* Written problem: Count every line where "FIND" shows up, and give that number only.

* Input for this task:
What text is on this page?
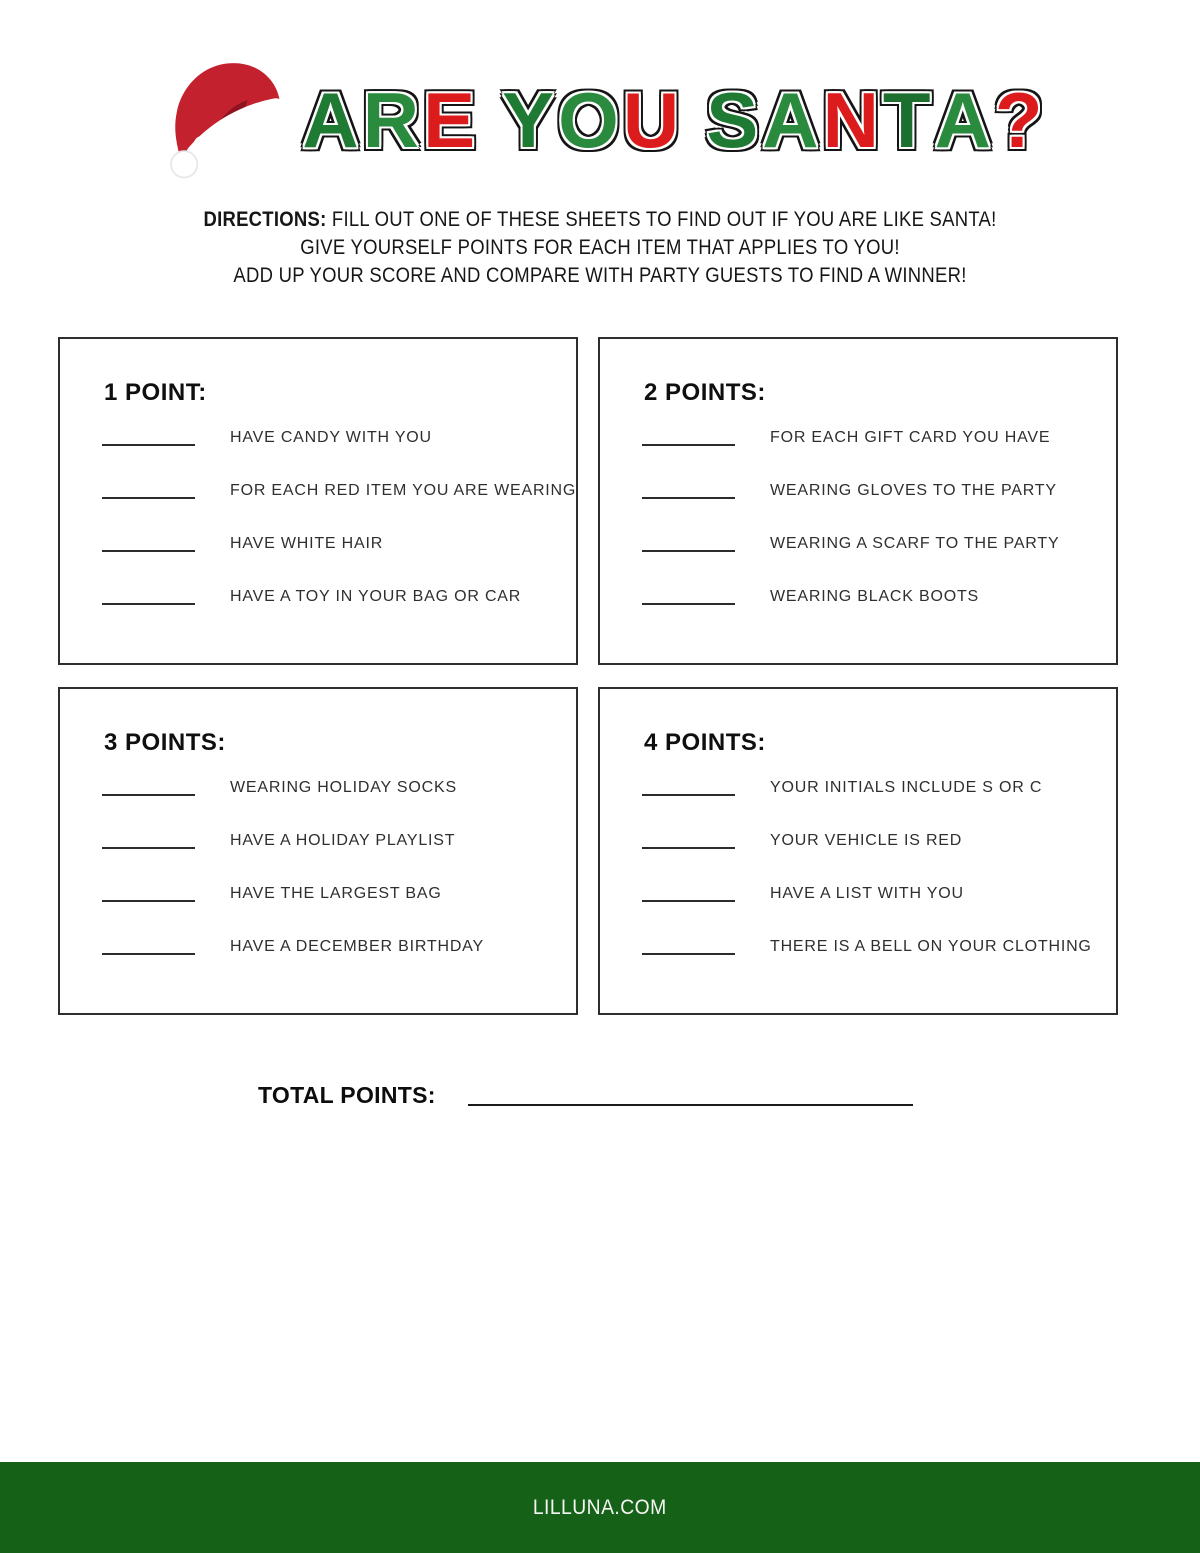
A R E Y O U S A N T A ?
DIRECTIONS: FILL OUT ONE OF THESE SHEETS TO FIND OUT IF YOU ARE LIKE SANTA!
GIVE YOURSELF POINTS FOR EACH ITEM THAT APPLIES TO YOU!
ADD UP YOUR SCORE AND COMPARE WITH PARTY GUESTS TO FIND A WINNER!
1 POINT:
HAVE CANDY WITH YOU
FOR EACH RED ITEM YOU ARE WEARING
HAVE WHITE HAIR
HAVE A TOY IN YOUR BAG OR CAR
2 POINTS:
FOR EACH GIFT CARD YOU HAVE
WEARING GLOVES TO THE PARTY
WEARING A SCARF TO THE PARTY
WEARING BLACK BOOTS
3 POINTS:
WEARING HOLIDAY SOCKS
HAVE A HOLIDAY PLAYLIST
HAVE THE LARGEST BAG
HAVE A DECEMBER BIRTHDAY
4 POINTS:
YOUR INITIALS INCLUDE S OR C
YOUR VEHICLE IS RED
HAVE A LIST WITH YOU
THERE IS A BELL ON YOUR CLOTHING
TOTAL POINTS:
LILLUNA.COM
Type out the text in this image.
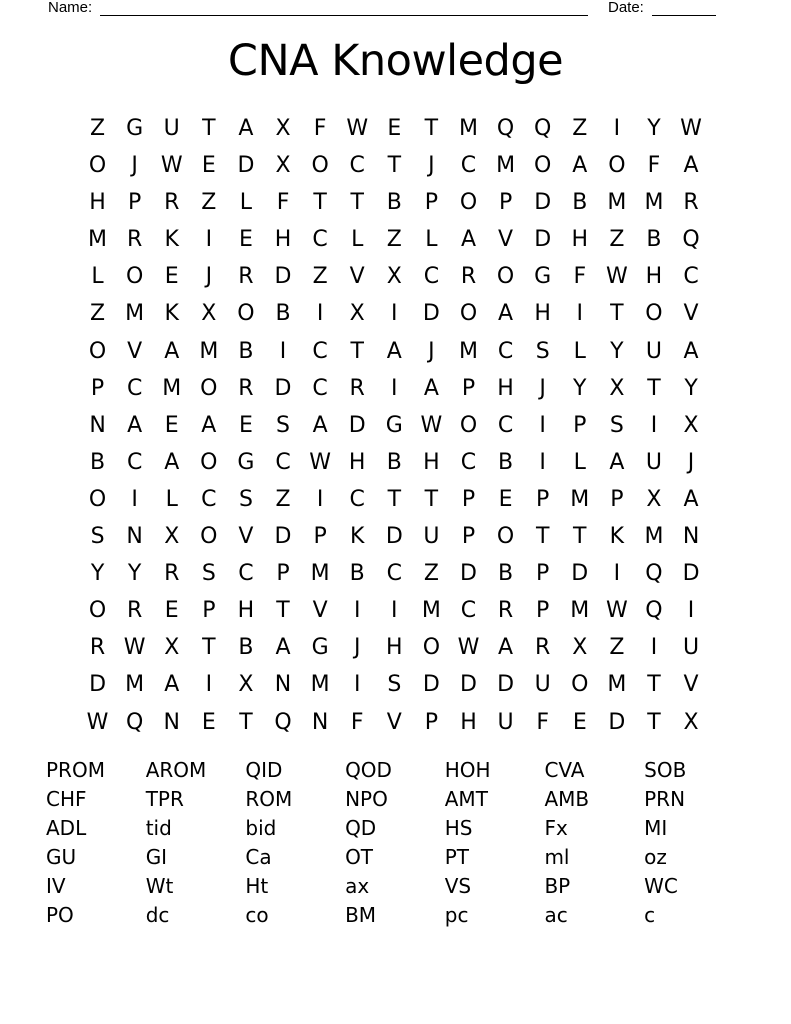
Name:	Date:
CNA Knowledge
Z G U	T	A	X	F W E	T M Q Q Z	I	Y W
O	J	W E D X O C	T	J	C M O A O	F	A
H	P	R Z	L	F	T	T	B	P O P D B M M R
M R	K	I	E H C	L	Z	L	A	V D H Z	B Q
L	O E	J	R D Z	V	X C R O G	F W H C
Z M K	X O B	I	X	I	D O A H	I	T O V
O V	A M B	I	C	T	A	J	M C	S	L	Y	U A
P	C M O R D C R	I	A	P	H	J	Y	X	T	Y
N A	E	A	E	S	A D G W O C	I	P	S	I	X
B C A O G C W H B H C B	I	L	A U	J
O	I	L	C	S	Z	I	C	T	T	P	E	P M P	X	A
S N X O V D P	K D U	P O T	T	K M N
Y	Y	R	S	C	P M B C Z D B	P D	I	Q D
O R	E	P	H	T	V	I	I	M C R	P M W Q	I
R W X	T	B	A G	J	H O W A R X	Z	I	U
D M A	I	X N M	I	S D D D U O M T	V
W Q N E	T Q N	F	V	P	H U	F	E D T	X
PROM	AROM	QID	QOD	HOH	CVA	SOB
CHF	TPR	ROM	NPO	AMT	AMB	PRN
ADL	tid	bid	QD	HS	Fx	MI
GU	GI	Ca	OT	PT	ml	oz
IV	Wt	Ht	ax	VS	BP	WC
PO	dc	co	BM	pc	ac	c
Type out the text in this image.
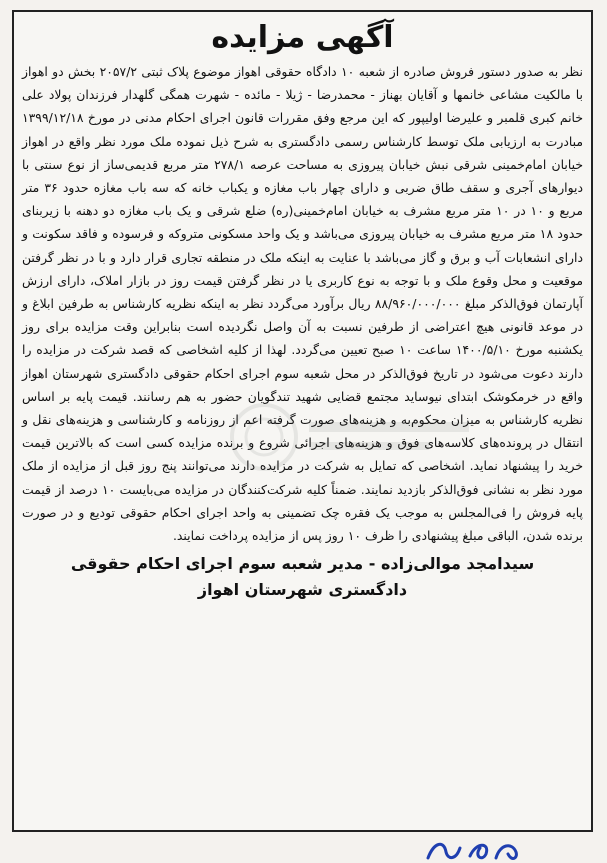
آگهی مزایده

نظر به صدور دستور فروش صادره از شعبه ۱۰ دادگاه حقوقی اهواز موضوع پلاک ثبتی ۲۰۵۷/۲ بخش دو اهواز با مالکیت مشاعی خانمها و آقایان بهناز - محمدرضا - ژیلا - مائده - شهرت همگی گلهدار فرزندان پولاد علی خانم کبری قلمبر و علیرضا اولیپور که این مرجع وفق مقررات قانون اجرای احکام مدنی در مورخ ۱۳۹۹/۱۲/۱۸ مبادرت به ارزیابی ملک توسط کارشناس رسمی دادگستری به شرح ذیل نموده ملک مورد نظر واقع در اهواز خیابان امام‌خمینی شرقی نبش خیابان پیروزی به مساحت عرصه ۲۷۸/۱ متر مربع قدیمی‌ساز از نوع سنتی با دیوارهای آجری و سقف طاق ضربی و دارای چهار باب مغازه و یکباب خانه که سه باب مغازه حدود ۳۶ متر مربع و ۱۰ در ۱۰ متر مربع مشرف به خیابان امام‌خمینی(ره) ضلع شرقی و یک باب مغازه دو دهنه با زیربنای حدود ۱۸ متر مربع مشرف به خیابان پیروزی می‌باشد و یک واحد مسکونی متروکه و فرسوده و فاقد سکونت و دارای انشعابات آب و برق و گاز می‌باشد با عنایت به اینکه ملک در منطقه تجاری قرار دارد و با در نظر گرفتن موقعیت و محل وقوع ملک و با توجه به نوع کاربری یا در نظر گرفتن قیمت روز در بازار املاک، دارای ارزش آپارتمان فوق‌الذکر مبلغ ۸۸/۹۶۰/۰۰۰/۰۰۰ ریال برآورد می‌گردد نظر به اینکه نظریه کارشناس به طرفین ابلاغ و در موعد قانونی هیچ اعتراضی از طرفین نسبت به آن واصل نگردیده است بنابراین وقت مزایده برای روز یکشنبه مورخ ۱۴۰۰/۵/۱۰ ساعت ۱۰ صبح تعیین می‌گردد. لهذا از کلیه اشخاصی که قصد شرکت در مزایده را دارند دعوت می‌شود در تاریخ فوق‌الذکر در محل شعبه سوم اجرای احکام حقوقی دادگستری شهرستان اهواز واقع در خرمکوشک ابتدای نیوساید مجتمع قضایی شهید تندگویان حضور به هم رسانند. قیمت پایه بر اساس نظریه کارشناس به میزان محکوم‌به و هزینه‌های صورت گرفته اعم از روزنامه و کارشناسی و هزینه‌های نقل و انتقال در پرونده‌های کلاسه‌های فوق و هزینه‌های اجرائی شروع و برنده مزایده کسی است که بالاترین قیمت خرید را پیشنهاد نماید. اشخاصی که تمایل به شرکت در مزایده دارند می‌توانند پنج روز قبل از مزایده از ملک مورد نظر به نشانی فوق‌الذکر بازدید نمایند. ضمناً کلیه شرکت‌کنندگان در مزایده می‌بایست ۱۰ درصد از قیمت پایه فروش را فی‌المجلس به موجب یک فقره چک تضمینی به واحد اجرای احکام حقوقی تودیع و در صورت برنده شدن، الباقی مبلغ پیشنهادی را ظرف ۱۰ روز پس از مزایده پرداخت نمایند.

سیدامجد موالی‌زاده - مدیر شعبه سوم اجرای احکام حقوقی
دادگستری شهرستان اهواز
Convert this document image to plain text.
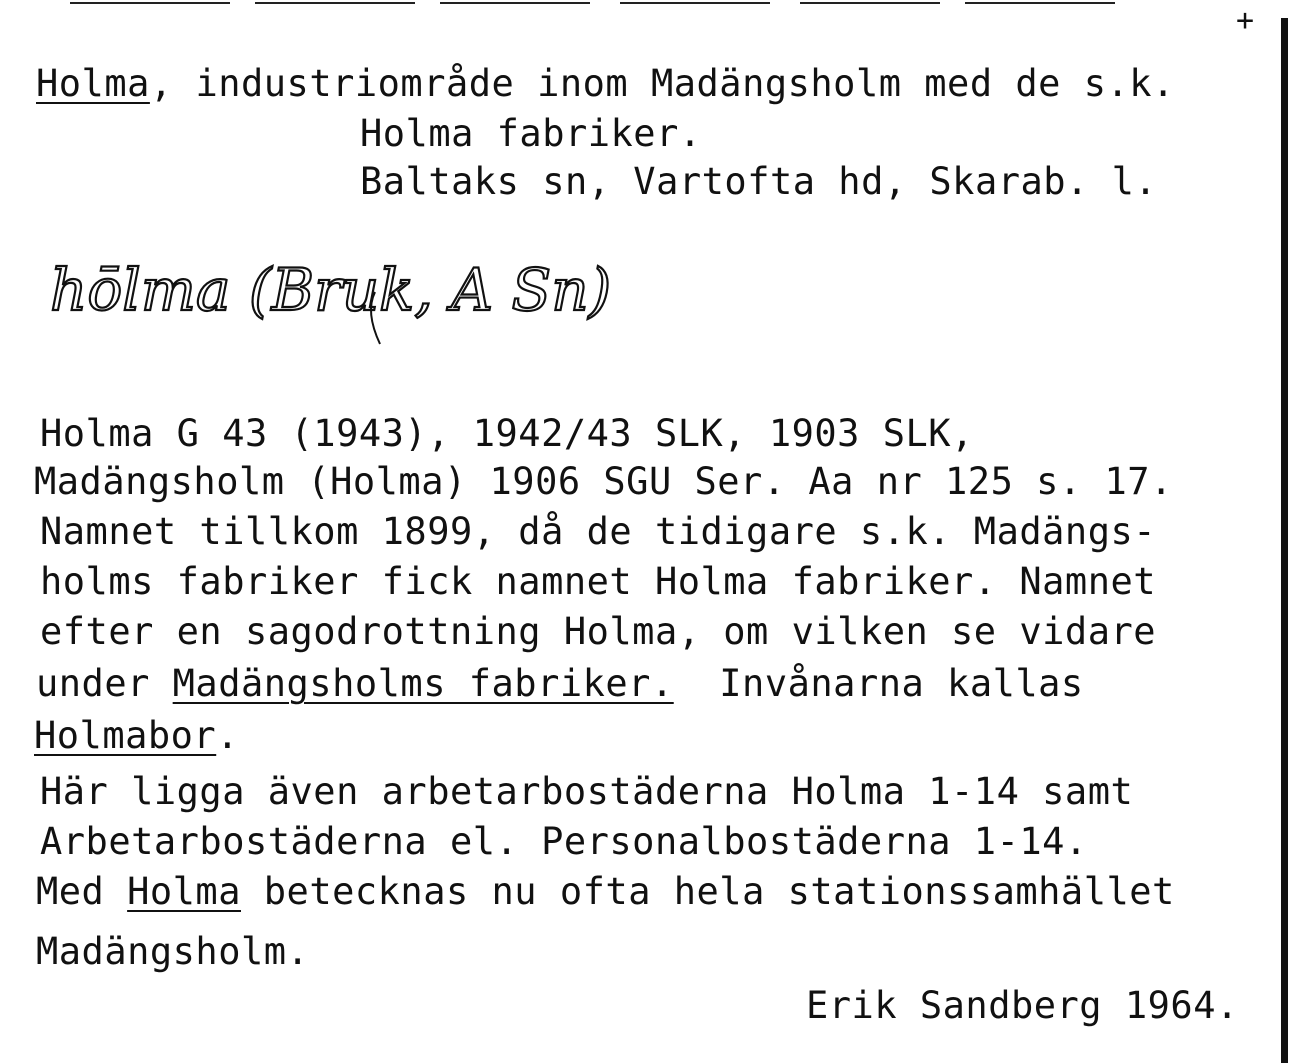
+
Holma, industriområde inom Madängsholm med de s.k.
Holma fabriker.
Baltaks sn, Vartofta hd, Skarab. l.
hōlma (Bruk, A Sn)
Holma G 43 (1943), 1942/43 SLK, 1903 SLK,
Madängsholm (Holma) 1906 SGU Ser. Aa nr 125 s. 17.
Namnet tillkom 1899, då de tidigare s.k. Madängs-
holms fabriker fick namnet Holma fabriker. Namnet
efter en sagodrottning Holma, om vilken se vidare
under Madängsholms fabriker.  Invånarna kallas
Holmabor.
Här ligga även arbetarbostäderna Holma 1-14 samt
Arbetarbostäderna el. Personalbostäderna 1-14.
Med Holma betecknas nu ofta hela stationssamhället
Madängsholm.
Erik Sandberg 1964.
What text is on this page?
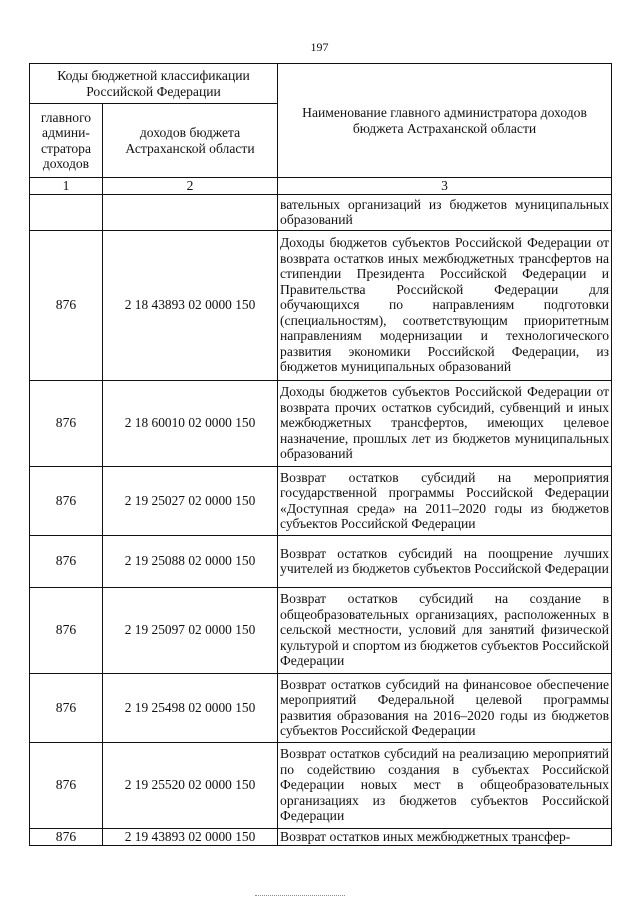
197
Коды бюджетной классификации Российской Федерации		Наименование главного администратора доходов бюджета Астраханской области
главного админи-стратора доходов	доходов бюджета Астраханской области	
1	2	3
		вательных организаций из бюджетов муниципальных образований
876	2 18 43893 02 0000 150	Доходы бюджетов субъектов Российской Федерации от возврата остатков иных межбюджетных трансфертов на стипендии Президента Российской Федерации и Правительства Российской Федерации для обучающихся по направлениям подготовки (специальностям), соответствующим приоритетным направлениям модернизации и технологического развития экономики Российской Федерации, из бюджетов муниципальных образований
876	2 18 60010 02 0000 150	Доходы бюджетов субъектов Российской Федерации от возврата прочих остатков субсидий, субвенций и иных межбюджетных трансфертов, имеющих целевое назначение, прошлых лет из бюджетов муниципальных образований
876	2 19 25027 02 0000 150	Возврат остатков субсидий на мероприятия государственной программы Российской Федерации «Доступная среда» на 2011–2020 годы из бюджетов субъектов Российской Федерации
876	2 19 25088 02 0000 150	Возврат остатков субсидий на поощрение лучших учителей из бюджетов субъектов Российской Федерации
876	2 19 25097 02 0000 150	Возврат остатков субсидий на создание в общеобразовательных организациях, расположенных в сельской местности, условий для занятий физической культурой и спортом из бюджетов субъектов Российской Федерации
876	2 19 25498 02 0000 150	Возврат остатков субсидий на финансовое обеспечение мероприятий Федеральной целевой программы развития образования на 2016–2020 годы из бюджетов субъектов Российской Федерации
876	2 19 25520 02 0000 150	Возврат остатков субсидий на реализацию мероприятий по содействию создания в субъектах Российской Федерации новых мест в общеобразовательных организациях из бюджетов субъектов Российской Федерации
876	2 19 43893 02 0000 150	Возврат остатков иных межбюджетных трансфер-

* Task response: 2